[Task directions]: What's wanted is each entry repeated verbatim, minus its images.

[Dataset records Boundary: Start]

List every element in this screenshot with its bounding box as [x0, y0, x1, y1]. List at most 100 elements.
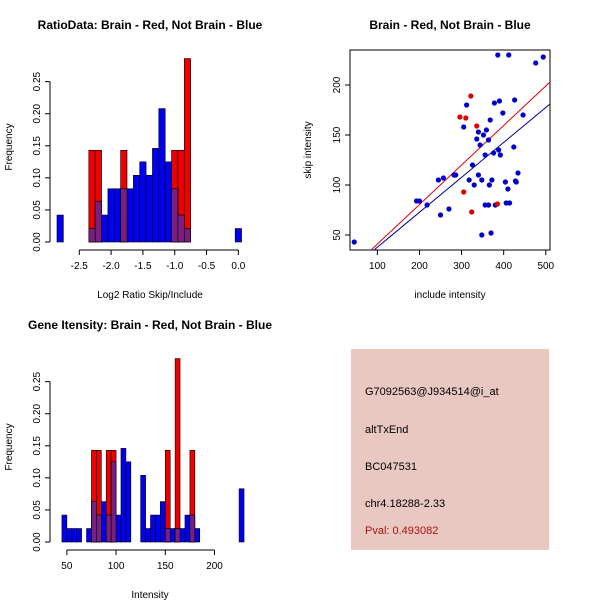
scatter-not-brain-point: [416, 198, 423, 204]
gene-intensity-histogram-panel: Gene Itensity: Brain - Red, Not Brain - …: [4, 318, 272, 600]
scatter-not-brain-point: [483, 127, 490, 133]
ratio-histogram-x-tick-label: -1.0: [166, 261, 184, 272]
gene-intensity-x-tick-label: 200: [206, 561, 223, 572]
scatter-not-brain-point: [477, 142, 483, 148]
ratio-histogram-x-tick-label: -2.5: [71, 261, 89, 272]
scatter-not-brain-point: [486, 182, 492, 188]
ratio-histogram-overlap-bar: [171, 188, 179, 243]
scatter-not-brain-point: [489, 177, 495, 183]
scatter-not-brain-point: [533, 60, 539, 66]
ratio-histogram-x-axis: -2.5 -2.0 -1.5 -1.0 -0.5 0.0: [71, 249, 246, 272]
ratio-histogram-not-brain-bar: [234, 228, 242, 243]
scatter-not-brain-point: [469, 162, 476, 168]
scatter-not-brain-point: [496, 98, 503, 104]
gene-intensity-not-brain-bar: [238, 488, 245, 543]
accession: BC047531: [365, 461, 417, 473]
scatter-not-brain-point: [485, 202, 492, 208]
scatter-not-brain-point: [487, 117, 493, 123]
scatter-not-brain-point: [513, 179, 519, 185]
gene-intensity-not-brain-bar: [140, 474, 146, 543]
scatter-y-axis: 50 100 150 200: [332, 76, 351, 241]
ratio-histogram-x-tick-label: -2.0: [102, 261, 120, 272]
scatter-y-tick-label: 50: [332, 229, 343, 241]
scatter-not-brain-point: [474, 136, 480, 142]
scatter-not-brain-point: [446, 206, 452, 212]
scatter-not-brain-point: [506, 52, 512, 58]
scatter-not-brain-point: [480, 132, 487, 138]
scatter-plot-box: [349, 49, 551, 251]
genomic-location: chr4.18288-2.33: [365, 498, 446, 510]
scatter-not-brain-point: [464, 102, 470, 108]
scatter-x-tick-label: 300: [453, 261, 470, 272]
gene-intensity-not-brain-bar: [120, 448, 127, 543]
ratio-histogram-y-tick-label: 0.05: [32, 200, 43, 220]
scatter-not-brain-point: [475, 172, 482, 178]
gene-intensity-not-brain-bar: [150, 514, 156, 543]
scatter-x-tick-label: 100: [369, 261, 386, 272]
scatter-not-brain-point: [502, 179, 508, 185]
scatter-y-tick-label: 100: [332, 176, 343, 193]
ratio-histogram-y-tick-label: 0.00: [32, 232, 43, 252]
gene-intensity-not-brain-bar: [61, 514, 68, 543]
gene-intensity-y-tick-label: 0.00: [32, 532, 43, 552]
scatter-not-brain-point: [505, 186, 511, 192]
scatter-brain-point: [461, 189, 467, 195]
event-type: altTxEnd: [365, 424, 409, 436]
scatter-not-brain-point: [424, 202, 430, 208]
ratio-histogram-overlap-bar: [88, 228, 96, 243]
ratio-histogram-overlap-bar: [120, 188, 128, 243]
scatter-x-axis: 100 200 300 400 500: [369, 249, 555, 272]
scatter-not-brain-point: [482, 152, 488, 158]
scatter-not-brain-point: [437, 212, 444, 218]
gene-intensity-y-axis: 0.00 0.05 0.10 0.15 0.20 0.25: [32, 371, 51, 552]
scatter-not-brain-point: [511, 144, 517, 150]
gene-intensity-brain-bar: [174, 358, 181, 543]
gene-intensity-not-brain-bar: [194, 528, 201, 543]
ratio-histogram-x-tick-label: 0.0: [231, 261, 245, 272]
scatter-not-brain-point: [500, 110, 506, 116]
scatter-fit-lines: [370, 81, 551, 251]
gene-intensity-y-tick-label: 0.25: [32, 371, 43, 391]
ratio-histogram-not-brain-bar: [101, 214, 109, 243]
scatter-y-tick-label: 150: [332, 126, 343, 143]
scatter-not-brain-point: [485, 137, 492, 143]
gene-intensity-x-label: Intensity: [131, 590, 168, 600]
scatter-not-brain-point: [490, 150, 497, 156]
ratio-histogram-y-label: Frequency: [4, 123, 15, 170]
scatter-not-brain-point: [512, 97, 518, 103]
ratio-histogram-y-tick-label: 0.10: [32, 168, 43, 188]
ratio-histogram-x-tick-label: -1.5: [134, 261, 152, 272]
scatter-not-brain-point: [520, 112, 526, 118]
ratio-histogram-x-tick-label: -0.5: [198, 261, 216, 272]
gene-intensity-not-brain-bar: [179, 528, 186, 543]
scatter-not-brain-point: [466, 177, 472, 183]
gene-intensity-not-brain-bar: [66, 528, 73, 543]
gene-intensity-overlap-bar: [91, 501, 97, 543]
gene-intensity-not-brain-bar: [184, 514, 191, 543]
gene-intensity-overlap-bar: [110, 461, 117, 543]
ratio-histogram-title: RatioData: Brain - Red, Not Brain - Blue: [38, 18, 263, 32]
probe-id: G7092563@J934514@i_at: [365, 386, 499, 398]
scatter-not-brain-point: [435, 177, 442, 183]
gene-intensity-y-tick-label: 0.10: [32, 468, 43, 488]
ratio-histogram-y-tick-label: 0.20: [32, 104, 43, 124]
ratio-histogram-overlap-bar: [94, 201, 102, 243]
scatter-y-label: skip intensity: [303, 121, 314, 178]
scatter-x-tick-label: 500: [537, 261, 554, 272]
scatter-brain-point: [463, 115, 469, 121]
gene-intensity-not-brain-bar: [169, 528, 176, 543]
gene-intensity-x-tick-label: 100: [108, 561, 125, 572]
ratio-histogram-not-brain-bar: [107, 188, 115, 243]
gene-intensity-x-tick-label: 150: [157, 561, 174, 572]
ratio-histogram-not-brain-bar: [145, 174, 153, 243]
p-value: Pval: 0.493082: [365, 525, 439, 537]
scatter-not-brain-point: [479, 232, 485, 238]
gene-intensity-y-tick-label: 0.20: [32, 404, 43, 424]
ratio-histogram-y-axis: 0.00 0.05 0.10 0.15 0.20 0.25: [32, 71, 51, 252]
scatter-not-brain-point: [453, 172, 459, 178]
gene-intensity-x-tick-label: 50: [61, 561, 73, 572]
gene-intensity-not-brain-bar: [76, 528, 82, 543]
gene-intensity-not-brain-bar: [71, 528, 77, 543]
scatter-not-brain-point: [496, 147, 502, 153]
gene-intensity-title: Gene Itensity: Brain - Red, Not Brain - …: [28, 318, 272, 332]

[Dataset records Boundary: End]

[Result of this exercise]:
List every element in this screenshot with its bounding box as [x0, y0, x1, y1]. List at most 100 elements.
scatter-not-brain-point: [416, 198, 423, 204]
gene-intensity-histogram-panel: Gene Itensity: Brain - Red, Not Brain - …: [4, 318, 272, 600]
scatter-not-brain-point: [483, 127, 490, 133]
ratio-histogram-x-tick-label: -1.0: [166, 261, 184, 272]
gene-intensity-x-tick-label: 200: [206, 561, 223, 572]
scatter-not-brain-point: [477, 142, 483, 148]
ratio-histogram-x-tick-label: -2.5: [71, 261, 89, 272]
scatter-not-brain-point: [486, 182, 492, 188]
ratio-histogram-overlap-bar: [171, 188, 179, 243]
scatter-not-brain-point: [489, 177, 495, 183]
scatter-not-brain-point: [533, 60, 539, 66]
ratio-histogram-x-axis: -2.5 -2.0 -1.5 -1.0 -0.5 0.0: [71, 249, 246, 272]
ratio-histogram-not-brain-bar: [234, 228, 242, 243]
scatter-not-brain-point: [469, 162, 476, 168]
scatter-not-brain-point: [496, 98, 503, 104]
gene-intensity-not-brain-bar: [238, 488, 245, 543]
accession: BC047531: [365, 461, 417, 473]
scatter-not-brain-point: [485, 202, 492, 208]
scatter-not-brain-point: [487, 117, 493, 123]
scatter-not-brain-point: [513, 179, 519, 185]
gene-intensity-not-brain-bar: [140, 474, 146, 543]
scatter-y-axis: 50 100 150 200: [332, 76, 351, 241]
ratio-histogram-x-tick-label: -2.0: [102, 261, 120, 272]
scatter-y-tick-label: 50: [332, 229, 343, 241]
scatter-not-brain-point: [474, 136, 480, 142]
scatter-not-brain-point: [446, 206, 452, 212]
scatter-not-brain-point: [506, 52, 512, 58]
scatter-not-brain-point: [480, 132, 487, 138]
scatter-plot-box: [349, 49, 551, 251]
genomic-location: chr4.18288-2.33: [365, 498, 446, 510]
scatter-not-brain-point: [464, 102, 470, 108]
scatter-x-tick-label: 300: [453, 261, 470, 272]
gene-intensity-not-brain-bar: [120, 448, 127, 543]
ratio-histogram-y-tick-label: 0.05: [32, 200, 43, 220]
scatter-not-brain-point: [475, 172, 482, 178]
gene-intensity-not-brain-bar: [150, 514, 156, 543]
scatter-x-tick-label: 100: [369, 261, 386, 272]
scatter-not-brain-point: [502, 179, 508, 185]
scatter-y-tick-label: 100: [332, 176, 343, 193]
ratio-histogram-y-tick-label: 0.00: [32, 232, 43, 252]
gene-intensity-not-brain-bar: [61, 514, 68, 543]
gene-intensity-y-tick-label: 0.00: [32, 532, 43, 552]
scatter-not-brain-point: [505, 186, 511, 192]
scatter-brain-point: [461, 189, 467, 195]
event-type: altTxEnd: [365, 424, 409, 436]
scatter-not-brain-point: [424, 202, 430, 208]
ratio-histogram-overlap-bar: [88, 228, 96, 243]
ratio-histogram-overlap-bar: [120, 188, 128, 243]
scatter-x-axis: 100 200 300 400 500: [369, 249, 555, 272]
scatter-not-brain-point: [482, 152, 488, 158]
scatter-not-brain-point: [437, 212, 444, 218]
gene-intensity-y-axis: 0.00 0.05 0.10 0.15 0.20 0.25: [32, 371, 51, 552]
scatter-not-brain-point: [511, 144, 517, 150]
gene-intensity-brain-bar: [174, 358, 181, 543]
gene-intensity-not-brain-bar: [194, 528, 201, 543]
ratio-histogram-x-tick-label: 0.0: [231, 261, 245, 272]
scatter-not-brain-point: [500, 110, 506, 116]
scatter-fit-lines: [370, 81, 551, 251]
gene-intensity-y-tick-label: 0.25: [32, 371, 43, 391]
ratio-histogram-not-brain-bar: [101, 214, 109, 243]
scatter-y-tick-label: 150: [332, 126, 343, 143]
scatter-not-brain-point: [485, 137, 492, 143]
gene-intensity-x-label: Intensity: [131, 590, 168, 600]
scatter-not-brain-point: [490, 150, 497, 156]
ratio-histogram-y-label: Frequency: [4, 123, 15, 170]
scatter-not-brain-point: [512, 97, 518, 103]
ratio-histogram-y-tick-label: 0.10: [32, 168, 43, 188]
ratio-histogram-x-tick-label: -1.5: [134, 261, 152, 272]
scatter-not-brain-point: [520, 112, 526, 118]
ratio-histogram-x-tick-label: -0.5: [198, 261, 216, 272]
gene-intensity-not-brain-bar: [179, 528, 186, 543]
scatter-not-brain-point: [466, 177, 472, 183]
gene-intensity-not-brain-bar: [66, 528, 73, 543]
gene-intensity-overlap-bar: [91, 501, 97, 543]
gene-intensity-not-brain-bar: [184, 514, 191, 543]
gene-intensity-overlap-bar: [110, 461, 117, 543]
ratio-histogram-title: RatioData: Brain - Red, Not Brain - Blue: [38, 18, 263, 32]
probe-id: G7092563@J934514@i_at: [365, 386, 499, 398]
scatter-not-brain-point: [435, 177, 442, 183]
gene-intensity-y-tick-label: 0.10: [32, 468, 43, 488]
ratio-histogram-y-tick-label: 0.20: [32, 104, 43, 124]
ratio-histogram-overlap-bar: [94, 201, 102, 243]
scatter-y-label: skip intensity: [303, 121, 314, 178]
scatter-x-tick-label: 500: [537, 261, 554, 272]
scatter-brain-point: [463, 115, 469, 121]
gene-intensity-not-brain-bar: [169, 528, 176, 543]
gene-intensity-x-tick-label: 100: [108, 561, 125, 572]
ratio-histogram-not-brain-bar: [107, 188, 115, 243]
gene-intensity-x-tick-label: 150: [157, 561, 174, 572]
ratio-histogram-not-brain-bar: [145, 174, 153, 243]
p-value: Pval: 0.493082: [365, 525, 439, 537]
scatter-not-brain-point: [479, 232, 485, 238]
gene-intensity-y-tick-label: 0.20: [32, 404, 43, 424]
ratio-histogram-y-axis: 0.00 0.05 0.10 0.15 0.20 0.25: [32, 71, 51, 252]
scatter-not-brain-point: [453, 172, 459, 178]
gene-intensity-x-tick-label: 50: [61, 561, 73, 572]
gene-intensity-not-brain-bar: [76, 528, 82, 543]
gene-intensity-not-brain-bar: [71, 528, 77, 543]
scatter-not-brain-point: [496, 147, 502, 153]
gene-intensity-title: Gene Itensity: Brain - Red, Not Brain - …: [28, 318, 272, 332]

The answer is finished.